→ **JOB**:
Copy the entries below word for word, from the first line through the line containing "help-icon[interactable] [110, 12, 146, 48]", including that line.
┌──
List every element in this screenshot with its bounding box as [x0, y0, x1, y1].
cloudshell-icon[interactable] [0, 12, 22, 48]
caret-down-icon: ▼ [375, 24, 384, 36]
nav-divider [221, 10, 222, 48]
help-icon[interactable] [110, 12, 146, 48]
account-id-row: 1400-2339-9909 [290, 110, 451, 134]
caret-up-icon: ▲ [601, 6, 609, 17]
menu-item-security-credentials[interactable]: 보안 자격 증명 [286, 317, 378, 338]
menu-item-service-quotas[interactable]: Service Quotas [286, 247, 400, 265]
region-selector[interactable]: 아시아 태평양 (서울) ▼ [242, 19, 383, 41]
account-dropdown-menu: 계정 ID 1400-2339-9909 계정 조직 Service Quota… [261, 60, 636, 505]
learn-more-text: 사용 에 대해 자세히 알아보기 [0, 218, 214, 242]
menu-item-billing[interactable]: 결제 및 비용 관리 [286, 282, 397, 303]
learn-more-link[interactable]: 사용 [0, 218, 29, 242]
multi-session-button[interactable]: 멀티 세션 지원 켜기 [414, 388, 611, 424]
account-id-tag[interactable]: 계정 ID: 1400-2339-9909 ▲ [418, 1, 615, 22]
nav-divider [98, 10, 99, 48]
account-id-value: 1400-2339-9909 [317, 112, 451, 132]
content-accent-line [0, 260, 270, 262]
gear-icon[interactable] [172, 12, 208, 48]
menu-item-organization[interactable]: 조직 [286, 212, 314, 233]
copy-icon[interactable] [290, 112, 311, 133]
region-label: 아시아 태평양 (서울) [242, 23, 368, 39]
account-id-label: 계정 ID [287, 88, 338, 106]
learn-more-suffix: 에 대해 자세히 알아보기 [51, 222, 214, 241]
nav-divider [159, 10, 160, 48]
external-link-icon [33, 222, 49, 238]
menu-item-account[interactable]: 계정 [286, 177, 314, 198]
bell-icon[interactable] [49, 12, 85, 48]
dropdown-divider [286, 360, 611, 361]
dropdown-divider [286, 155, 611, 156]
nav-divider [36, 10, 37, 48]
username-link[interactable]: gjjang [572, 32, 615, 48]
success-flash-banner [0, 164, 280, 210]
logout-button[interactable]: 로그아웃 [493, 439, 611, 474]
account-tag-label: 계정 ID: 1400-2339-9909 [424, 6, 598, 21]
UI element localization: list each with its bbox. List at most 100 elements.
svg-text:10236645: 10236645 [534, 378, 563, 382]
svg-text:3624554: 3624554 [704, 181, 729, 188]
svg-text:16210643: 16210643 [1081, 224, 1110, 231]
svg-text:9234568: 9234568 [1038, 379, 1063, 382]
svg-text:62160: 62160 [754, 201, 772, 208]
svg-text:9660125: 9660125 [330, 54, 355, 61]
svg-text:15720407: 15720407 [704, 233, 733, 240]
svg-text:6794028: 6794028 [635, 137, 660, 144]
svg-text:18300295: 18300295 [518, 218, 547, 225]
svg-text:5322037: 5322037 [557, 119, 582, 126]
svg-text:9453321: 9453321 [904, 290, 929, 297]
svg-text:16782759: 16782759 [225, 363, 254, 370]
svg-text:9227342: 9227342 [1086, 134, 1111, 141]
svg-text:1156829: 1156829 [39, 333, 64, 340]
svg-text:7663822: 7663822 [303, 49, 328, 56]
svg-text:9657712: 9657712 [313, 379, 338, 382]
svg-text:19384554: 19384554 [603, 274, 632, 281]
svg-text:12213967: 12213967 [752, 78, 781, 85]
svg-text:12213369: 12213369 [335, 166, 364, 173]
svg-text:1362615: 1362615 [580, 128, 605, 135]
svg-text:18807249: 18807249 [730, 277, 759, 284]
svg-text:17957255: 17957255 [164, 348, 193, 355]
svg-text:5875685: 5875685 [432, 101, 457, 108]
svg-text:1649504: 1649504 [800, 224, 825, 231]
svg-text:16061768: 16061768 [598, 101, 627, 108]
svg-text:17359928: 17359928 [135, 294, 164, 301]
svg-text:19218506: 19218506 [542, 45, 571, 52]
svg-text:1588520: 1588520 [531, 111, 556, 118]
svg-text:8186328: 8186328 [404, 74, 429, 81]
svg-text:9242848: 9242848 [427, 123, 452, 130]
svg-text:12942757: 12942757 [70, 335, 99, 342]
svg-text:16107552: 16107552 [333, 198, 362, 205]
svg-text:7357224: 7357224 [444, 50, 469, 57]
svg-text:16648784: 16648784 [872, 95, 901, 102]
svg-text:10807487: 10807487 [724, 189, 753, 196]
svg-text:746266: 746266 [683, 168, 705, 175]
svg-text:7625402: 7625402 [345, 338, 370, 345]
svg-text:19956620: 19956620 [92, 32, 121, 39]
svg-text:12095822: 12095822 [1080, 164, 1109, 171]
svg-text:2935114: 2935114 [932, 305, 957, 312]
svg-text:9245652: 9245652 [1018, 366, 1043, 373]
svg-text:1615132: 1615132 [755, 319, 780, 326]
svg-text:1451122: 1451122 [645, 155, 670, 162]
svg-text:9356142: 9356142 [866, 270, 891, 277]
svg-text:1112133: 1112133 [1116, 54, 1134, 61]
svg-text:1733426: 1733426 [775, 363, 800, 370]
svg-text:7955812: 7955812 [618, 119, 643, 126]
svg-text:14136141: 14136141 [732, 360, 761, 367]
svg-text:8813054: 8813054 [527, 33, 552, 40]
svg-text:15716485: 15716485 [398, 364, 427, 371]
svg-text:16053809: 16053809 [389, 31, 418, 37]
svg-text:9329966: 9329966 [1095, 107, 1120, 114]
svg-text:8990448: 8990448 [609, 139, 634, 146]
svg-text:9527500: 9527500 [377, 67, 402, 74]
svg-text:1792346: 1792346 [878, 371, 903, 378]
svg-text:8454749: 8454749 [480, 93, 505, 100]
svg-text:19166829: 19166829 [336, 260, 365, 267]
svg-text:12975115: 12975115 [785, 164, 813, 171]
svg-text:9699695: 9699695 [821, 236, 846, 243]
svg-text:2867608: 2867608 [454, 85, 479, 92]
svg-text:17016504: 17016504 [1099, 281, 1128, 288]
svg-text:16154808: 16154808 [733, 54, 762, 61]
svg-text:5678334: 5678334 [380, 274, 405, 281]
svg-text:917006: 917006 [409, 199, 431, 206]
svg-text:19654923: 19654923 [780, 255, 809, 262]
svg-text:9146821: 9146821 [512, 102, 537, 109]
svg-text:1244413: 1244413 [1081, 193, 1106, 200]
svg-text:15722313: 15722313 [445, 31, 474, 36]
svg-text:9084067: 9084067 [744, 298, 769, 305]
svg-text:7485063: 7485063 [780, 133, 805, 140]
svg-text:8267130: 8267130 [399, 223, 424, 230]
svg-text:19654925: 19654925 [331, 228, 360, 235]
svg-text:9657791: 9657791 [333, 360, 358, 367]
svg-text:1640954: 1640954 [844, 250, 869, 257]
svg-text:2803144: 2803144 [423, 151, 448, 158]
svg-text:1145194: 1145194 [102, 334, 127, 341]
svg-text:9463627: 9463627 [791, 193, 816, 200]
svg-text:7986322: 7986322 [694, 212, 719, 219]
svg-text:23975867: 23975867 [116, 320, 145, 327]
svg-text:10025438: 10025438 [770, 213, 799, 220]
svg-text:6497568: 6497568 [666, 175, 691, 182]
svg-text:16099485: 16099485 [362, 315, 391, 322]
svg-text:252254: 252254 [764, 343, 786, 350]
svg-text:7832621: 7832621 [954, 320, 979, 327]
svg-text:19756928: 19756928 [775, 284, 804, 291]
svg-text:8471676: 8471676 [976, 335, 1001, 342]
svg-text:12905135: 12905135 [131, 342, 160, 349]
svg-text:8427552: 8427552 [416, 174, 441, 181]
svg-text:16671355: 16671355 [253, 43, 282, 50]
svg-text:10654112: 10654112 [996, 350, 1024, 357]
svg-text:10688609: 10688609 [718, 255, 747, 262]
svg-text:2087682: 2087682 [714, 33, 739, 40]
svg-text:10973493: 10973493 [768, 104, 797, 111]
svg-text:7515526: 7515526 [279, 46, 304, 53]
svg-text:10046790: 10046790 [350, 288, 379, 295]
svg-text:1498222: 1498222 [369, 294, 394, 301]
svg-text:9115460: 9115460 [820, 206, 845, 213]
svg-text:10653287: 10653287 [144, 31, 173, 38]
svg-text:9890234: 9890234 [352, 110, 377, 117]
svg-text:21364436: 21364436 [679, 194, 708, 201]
└──
→ **RESULT BELOW**:
List every element in this screenshot with its bounding box as [x0, y0, x1, y1].
cloudshell-icon[interactable] [0, 12, 22, 48]
caret-down-icon: ▼ [375, 24, 384, 36]
nav-divider [221, 10, 222, 48]
help-icon[interactable] [110, 12, 146, 48]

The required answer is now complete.